======== PROVIDED DATA
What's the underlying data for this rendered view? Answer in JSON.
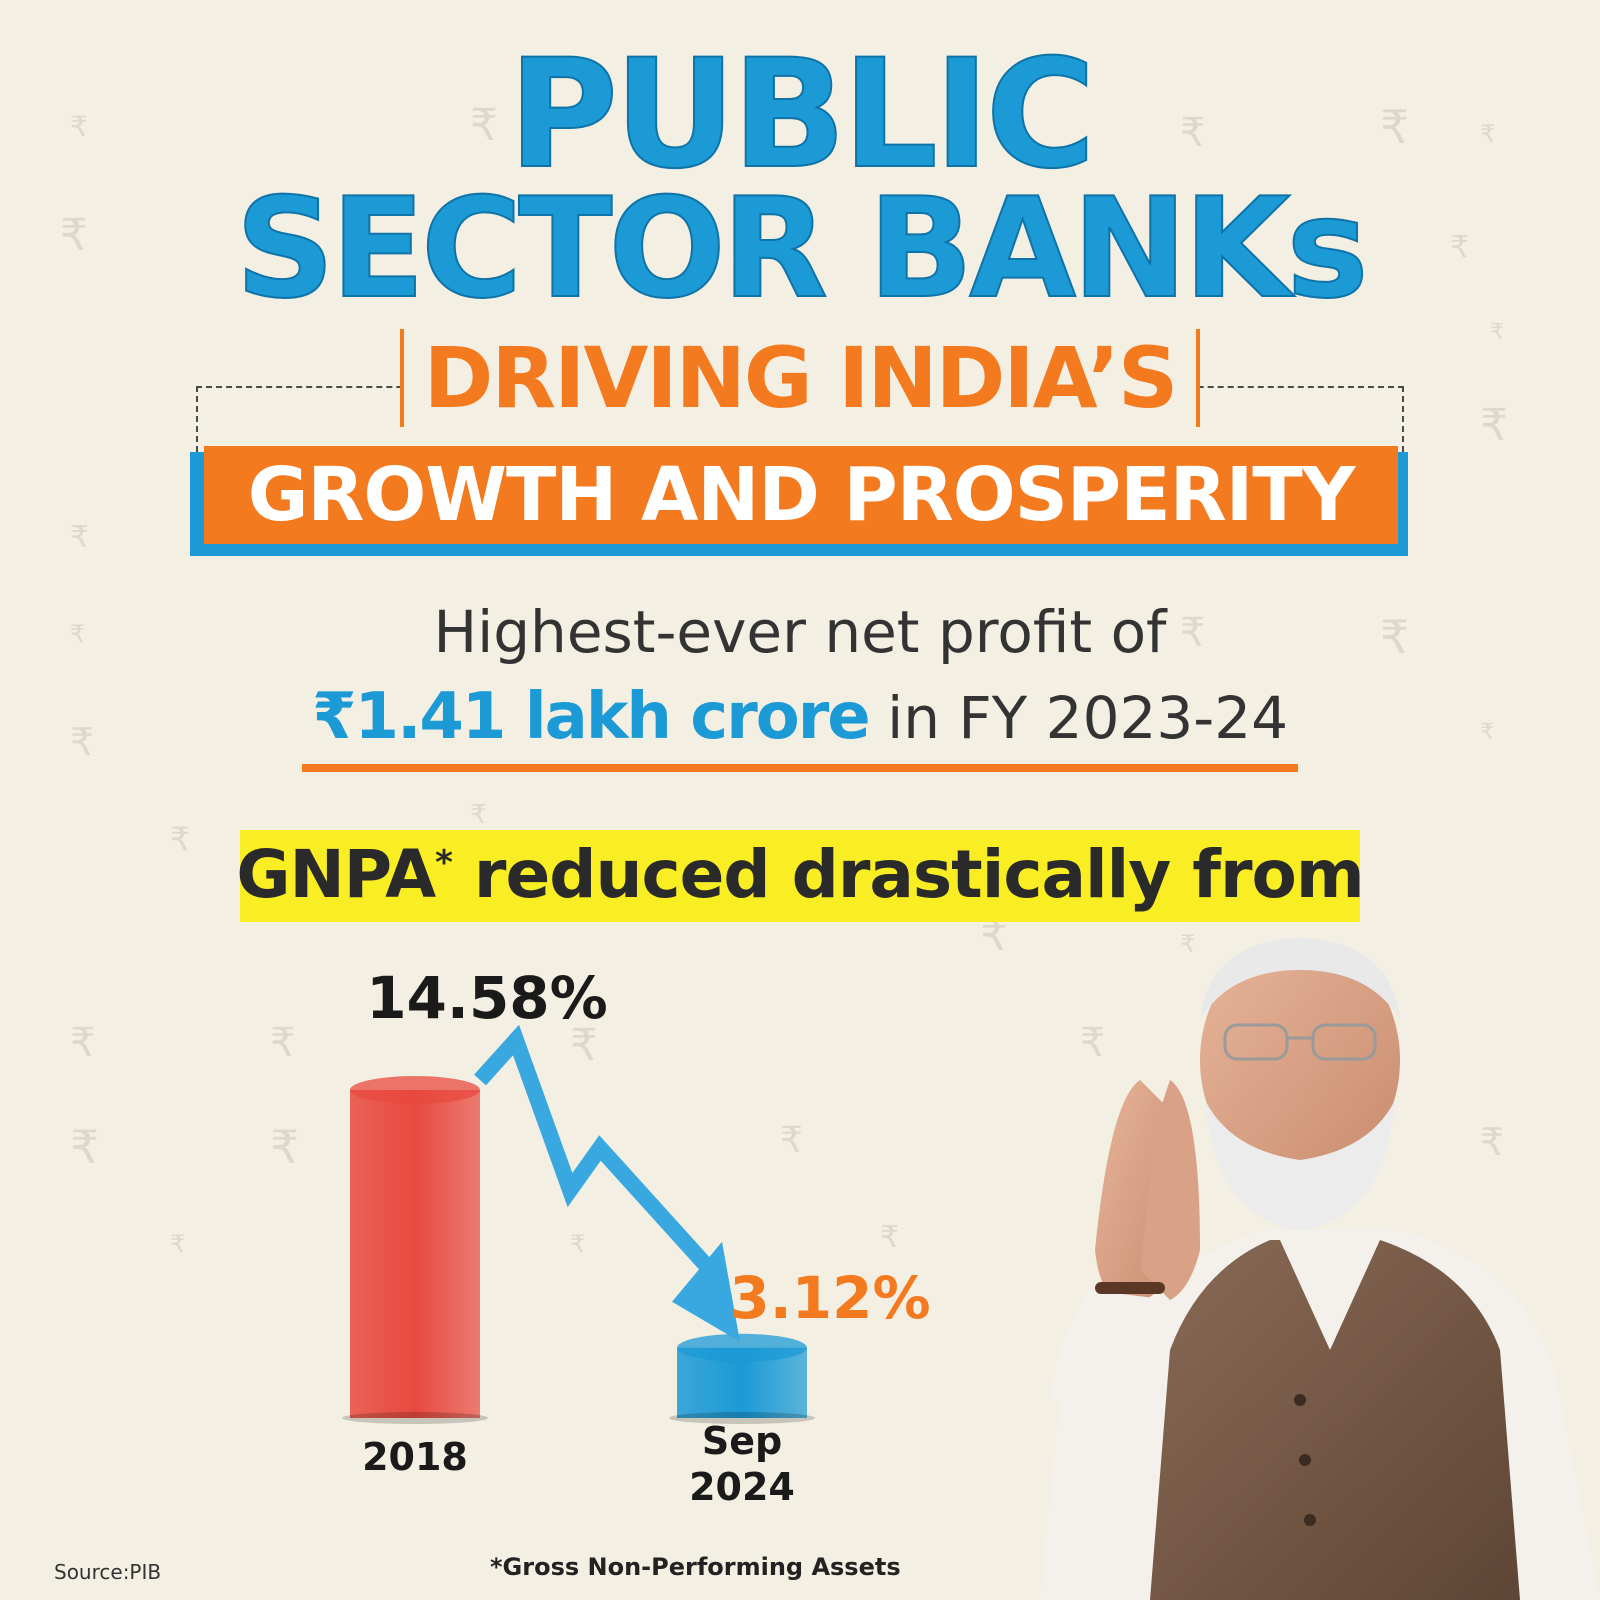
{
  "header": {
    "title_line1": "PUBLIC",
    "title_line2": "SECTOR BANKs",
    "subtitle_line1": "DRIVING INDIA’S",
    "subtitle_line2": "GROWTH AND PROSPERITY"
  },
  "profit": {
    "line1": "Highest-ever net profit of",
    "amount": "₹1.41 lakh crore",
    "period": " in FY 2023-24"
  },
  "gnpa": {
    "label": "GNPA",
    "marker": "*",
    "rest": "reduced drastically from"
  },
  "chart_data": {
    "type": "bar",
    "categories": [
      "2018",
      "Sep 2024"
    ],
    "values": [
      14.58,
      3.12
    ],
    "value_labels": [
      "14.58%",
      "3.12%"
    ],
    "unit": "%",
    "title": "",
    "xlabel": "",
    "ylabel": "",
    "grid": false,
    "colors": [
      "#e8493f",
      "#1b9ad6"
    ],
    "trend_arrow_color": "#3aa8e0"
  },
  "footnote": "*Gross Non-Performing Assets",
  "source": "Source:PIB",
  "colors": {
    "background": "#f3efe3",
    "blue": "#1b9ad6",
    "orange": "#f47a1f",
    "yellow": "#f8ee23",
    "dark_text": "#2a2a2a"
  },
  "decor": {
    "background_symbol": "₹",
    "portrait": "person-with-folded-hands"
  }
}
================
PROBLEM DETAILS: Without including any pictures, output all the entries above exactly.

TASK RESULT:
What's the underlying data for this rendered view? Answer in JSON.
{
  "header": {
    "title_line1": "PUBLIC",
    "title_line2": "SECTOR BANKs",
    "subtitle_line1": "DRIVING INDIA’S",
    "subtitle_line2": "GROWTH AND PROSPERITY"
  },
  "profit": {
    "line1": "Highest-ever net profit of",
    "amount": "₹1.41 lakh crore",
    "period": " in FY 2023-24"
  },
  "gnpa": {
    "label": "GNPA",
    "marker": "*",
    "rest": "reduced drastically from"
  },
  "chart_data": {
    "type": "bar",
    "categories": [
      "2018",
      "Sep 2024"
    ],
    "values": [
      14.58,
      3.12
    ],
    "value_labels": [
      "14.58%",
      "3.12%"
    ],
    "unit": "%",
    "title": "",
    "xlabel": "",
    "ylabel": "",
    "grid": false,
    "colors": [
      "#e8493f",
      "#1b9ad6"
    ],
    "trend_arrow_color": "#3aa8e0"
  },
  "footnote": "*Gross Non-Performing Assets",
  "source": "Source:PIB",
  "colors": {
    "background": "#f3efe3",
    "blue": "#1b9ad6",
    "orange": "#f47a1f",
    "yellow": "#f8ee23",
    "dark_text": "#2a2a2a"
  },
  "decor": {
    "background_symbol": "₹",
    "portrait": "person-with-folded-hands"
  }
}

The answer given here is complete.